● Short problem: Copy out all lines with the word "Other" in them.
>> begin Records provided
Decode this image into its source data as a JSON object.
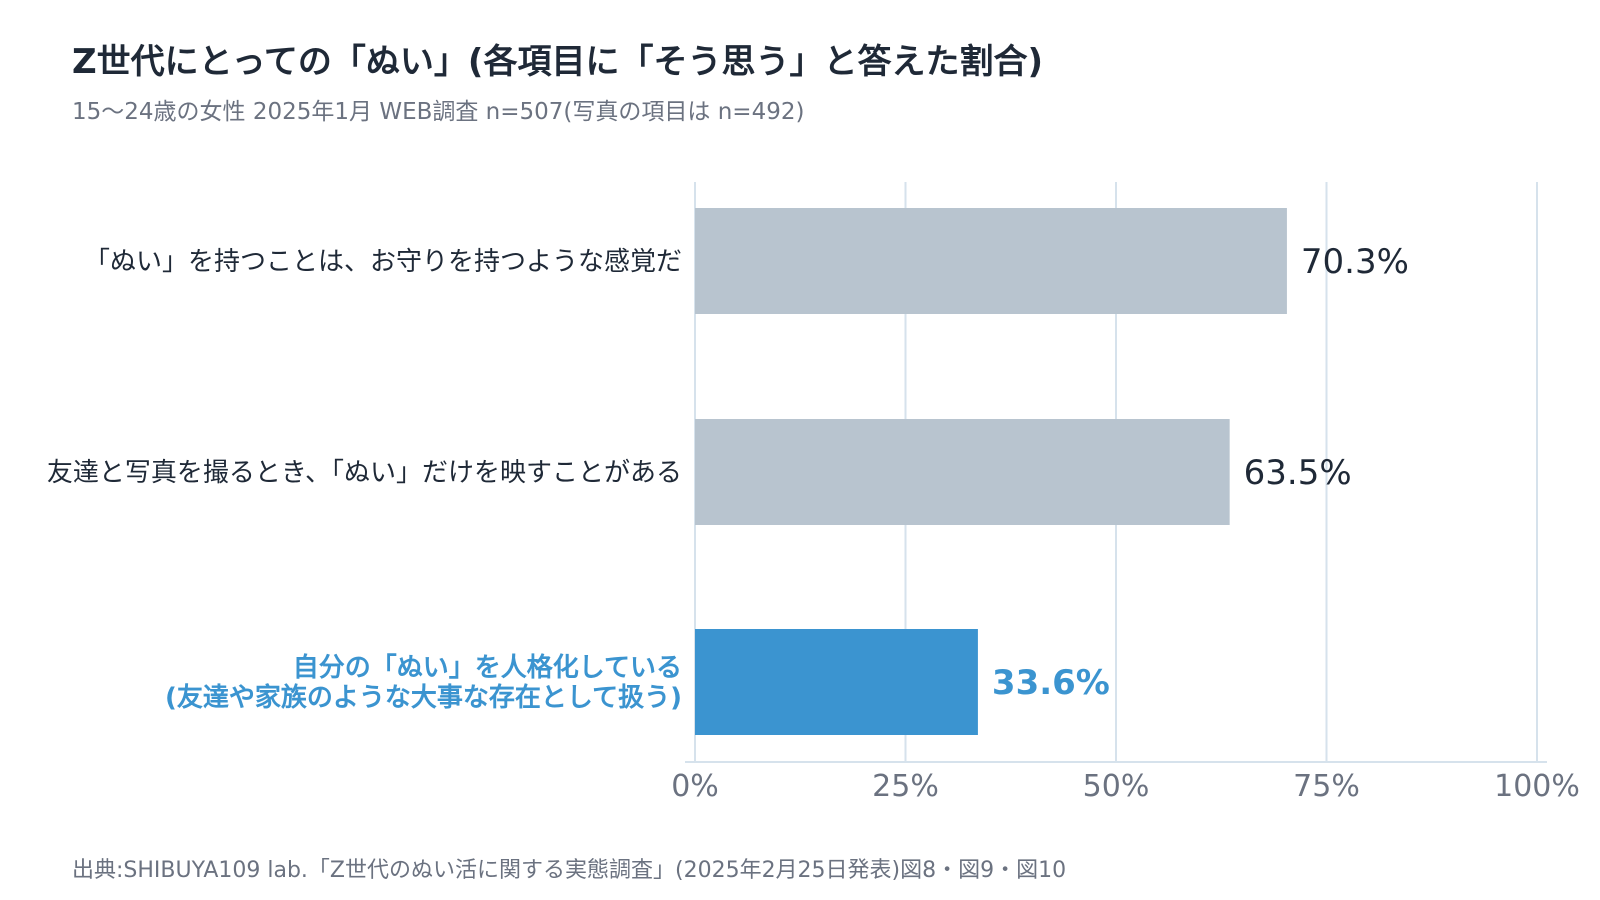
{
  "title": "Z世代にとっての「ぬい」(各項目に「そう思う」と答えた割合)",
  "subtitle": "15～24歳の女性 2025年1月 WEB調査 n=507(写真の項目は n=492)",
  "source": "出典:SHIBUYA109 lab.「Z世代のぬい活に関する実態調査」(2025年2月25日発表)図8・図9・図10",
  "colors": {
    "bar_default": "#b8c4cf",
    "bar_highlight": "#3b94d0",
    "text_default": "#1f2937",
    "text_highlight": "#3b94d0",
    "grid": "#d6e2ec",
    "tick": "#6b7280"
  },
  "chart_data": {
    "type": "bar",
    "orientation": "horizontal",
    "categories": [
      [
        "「ぬい」を持つことは、お守りを持つような感覚だ"
      ],
      [
        "友達と写真を撮るとき、「ぬい」だけを映すことがある"
      ],
      [
        "自分の「ぬい」を人格化している",
        "(友達や家族のような大事な存在として扱う)"
      ]
    ],
    "values": [
      70.3,
      63.5,
      33.6
    ],
    "value_labels": [
      "70.3%",
      "63.5%",
      "33.6%"
    ],
    "highlight": [
      false,
      false,
      true
    ],
    "xlim": [
      0,
      100
    ],
    "xticks": [
      0,
      25,
      50,
      75,
      100
    ],
    "xtick_labels": [
      "0%",
      "25%",
      "50%",
      "75%",
      "100%"
    ],
    "grid": true
  }
}
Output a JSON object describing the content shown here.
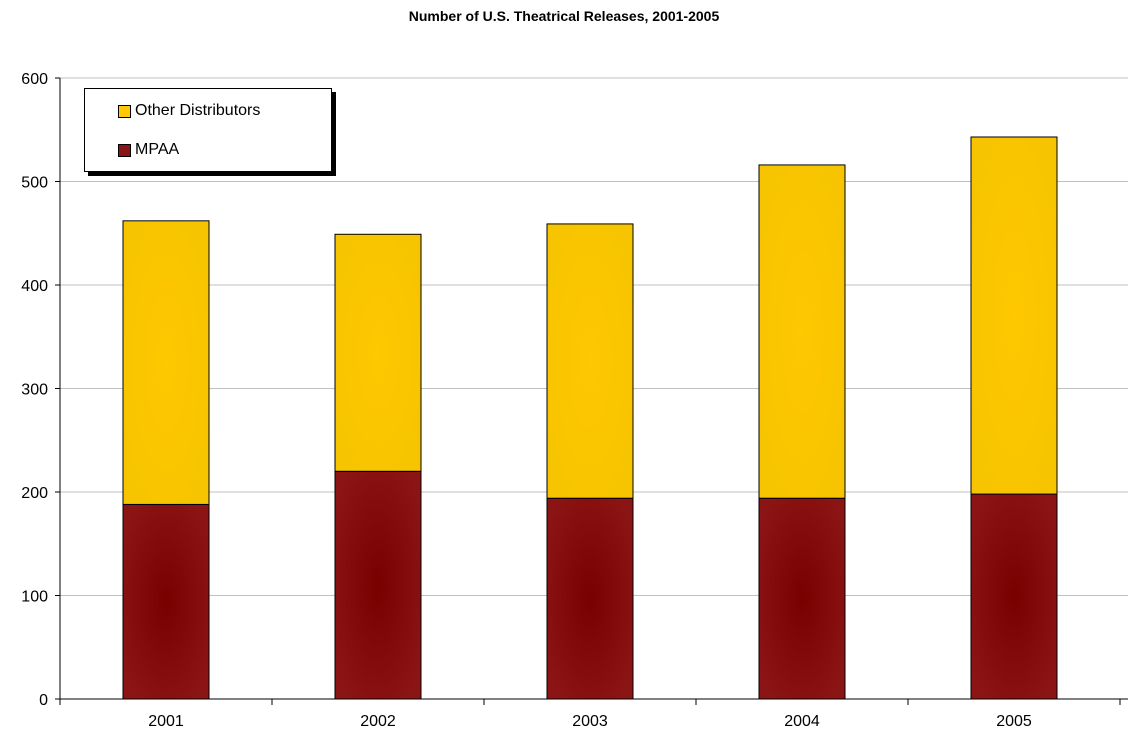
{
  "chart_data": {
    "type": "bar",
    "stacked": true,
    "title": "Number of U.S. Theatrical Releases, 2001-2005",
    "xlabel": "",
    "ylabel": "",
    "categories": [
      "2001",
      "2002",
      "2003",
      "2004",
      "2005"
    ],
    "series": [
      {
        "name": "MPAA",
        "values": [
          188,
          220,
          194,
          194,
          198
        ],
        "color": "#8b1414"
      },
      {
        "name": "Other Distributors",
        "values": [
          274,
          229,
          265,
          322,
          345
        ],
        "color": "#ffc800"
      }
    ],
    "ylim": [
      0,
      600
    ],
    "yticks": [
      "0",
      "100",
      "200",
      "300",
      "400",
      "500",
      "600"
    ],
    "grid": true,
    "legend_position": "top-left"
  },
  "legend": {
    "items": [
      {
        "label": "Other Distributors",
        "color": "#ffc800"
      },
      {
        "label": "MPAA",
        "color": "#8b1414"
      }
    ]
  }
}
>> end Records provided
● Problem solution:
        "name": "Other Distributors",
        "label": "Other Distributors",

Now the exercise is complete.